### What to work on:
Here are some entries; quote each one exactly.

A run of records

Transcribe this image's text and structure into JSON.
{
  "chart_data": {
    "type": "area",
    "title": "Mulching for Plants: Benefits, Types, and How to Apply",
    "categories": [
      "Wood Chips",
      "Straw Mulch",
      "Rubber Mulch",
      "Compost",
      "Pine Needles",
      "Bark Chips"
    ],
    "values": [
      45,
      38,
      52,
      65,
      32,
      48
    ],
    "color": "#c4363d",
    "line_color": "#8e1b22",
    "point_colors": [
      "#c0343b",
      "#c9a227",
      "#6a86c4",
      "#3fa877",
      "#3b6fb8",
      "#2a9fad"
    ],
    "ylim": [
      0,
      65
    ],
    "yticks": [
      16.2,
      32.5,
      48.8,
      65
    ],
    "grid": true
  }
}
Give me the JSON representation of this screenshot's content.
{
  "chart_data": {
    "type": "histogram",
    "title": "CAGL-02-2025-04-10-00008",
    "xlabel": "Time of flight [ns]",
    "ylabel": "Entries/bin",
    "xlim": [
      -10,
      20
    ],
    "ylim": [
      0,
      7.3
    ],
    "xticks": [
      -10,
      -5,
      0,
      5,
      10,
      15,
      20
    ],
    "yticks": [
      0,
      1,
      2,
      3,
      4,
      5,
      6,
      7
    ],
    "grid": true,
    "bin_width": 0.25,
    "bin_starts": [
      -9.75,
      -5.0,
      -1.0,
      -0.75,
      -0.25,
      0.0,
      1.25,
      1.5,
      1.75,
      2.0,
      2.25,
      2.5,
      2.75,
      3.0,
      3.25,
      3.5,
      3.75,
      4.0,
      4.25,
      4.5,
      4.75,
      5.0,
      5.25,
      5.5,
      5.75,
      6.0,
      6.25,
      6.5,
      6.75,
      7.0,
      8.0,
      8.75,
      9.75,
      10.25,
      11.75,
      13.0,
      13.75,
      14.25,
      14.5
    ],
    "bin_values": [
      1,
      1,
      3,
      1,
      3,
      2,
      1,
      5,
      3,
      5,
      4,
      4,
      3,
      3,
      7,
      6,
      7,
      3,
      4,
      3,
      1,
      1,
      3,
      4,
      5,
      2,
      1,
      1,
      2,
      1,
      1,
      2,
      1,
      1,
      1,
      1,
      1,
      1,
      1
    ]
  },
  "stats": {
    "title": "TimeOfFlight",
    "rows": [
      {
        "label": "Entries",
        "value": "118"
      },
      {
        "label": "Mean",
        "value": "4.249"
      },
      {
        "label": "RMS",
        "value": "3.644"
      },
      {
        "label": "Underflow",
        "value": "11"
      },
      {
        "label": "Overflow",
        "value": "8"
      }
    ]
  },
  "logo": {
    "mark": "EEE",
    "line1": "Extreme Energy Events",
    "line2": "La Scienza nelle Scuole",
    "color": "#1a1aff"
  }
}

### Answer to this task:
Transcribe this image's text and structure into JSON.
{
  "chart_data": {
    "type": "area",
    "title": "Mulching for Plants: Benefits, Types, and How to Apply",
    "categories": [
      "Wood Chips",
      "Straw Mulch",
      "Rubber Mulch",
      "Compost",
      "Pine Needles",
      "Bark Chips"
    ],
    "values": [
      45,
      38,
      52,
      65,
      32,
      48
    ],
    "color": "#c4363d",
    "line_color": "#8e1b22",
    "point_colors": [
      "#c0343b",
      "#c9a227",
      "#6a86c4",
      "#3fa877",
      "#3b6fb8",
      "#2a9fad"
    ],
    "ylim": [
      0,
      65
    ],
    "yticks": [
      16.2,
      32.5,
      48.8,
      65
    ],
    "grid": true
  }
}
Give me the JSON representation of this screenshot's content.
{
  "chart_data": {
    "type": "histogram",
    "title": "CAGL-02-2025-04-10-00008",
    "xlabel": "Time of flight [ns]",
    "ylabel": "Entries/bin",
    "xlim": [
      -10,
      20
    ],
    "ylim": [
      0,
      7.3
    ],
    "xticks": [
      -10,
      -5,
      0,
      5,
      10,
      15,
      20
    ],
    "yticks": [
      0,
      1,
      2,
      3,
      4,
      5,
      6,
      7
    ],
    "grid": true,
    "bin_width": 0.25,
    "bin_starts": [
      -9.75,
      -5.0,
      -1.0,
      -0.75,
      -0.25,
      0.0,
      1.25,
      1.5,
      1.75,
      2.0,
      2.25,
      2.5,
      2.75,
      3.0,
      3.25,
      3.5,
      3.75,
      4.0,
      4.25,
      4.5,
      4.75,
      5.0,
      5.25,
      5.5,
      5.75,
      6.0,
      6.25,
      6.5,
      6.75,
      7.0,
      8.0,
      8.75,
      9.75,
      10.25,
      11.75,
      13.0,
      13.75,
      14.25,
      14.5
    ],
    "bin_values": [
      1,
      1,
      3,
      1,
      3,
      2,
      1,
      5,
      3,
      5,
      4,
      4,
      3,
      3,
      7,
      6,
      7,
      3,
      4,
      3,
      1,
      1,
      3,
      4,
      5,
      2,
      1,
      1,
      2,
      1,
      1,
      2,
      1,
      1,
      1,
      1,
      1,
      1,
      1
    ]
  },
  "stats": {
    "title": "TimeOfFlight",
    "rows": [
      {
        "label": "Entries",
        "value": "118"
      },
      {
        "label": "Mean",
        "value": "4.249"
      },
      {
        "label": "RMS",
        "value": "3.644"
      },
      {
        "label": "Underflow",
        "value": "11"
      },
      {
        "label": "Overflow",
        "value": "8"
      }
    ]
  },
  "logo": {
    "mark": "EEE",
    "line1": "Extreme Energy Events",
    "line2": "La Scienza nelle Scuole",
    "color": "#1a1aff"
  }
}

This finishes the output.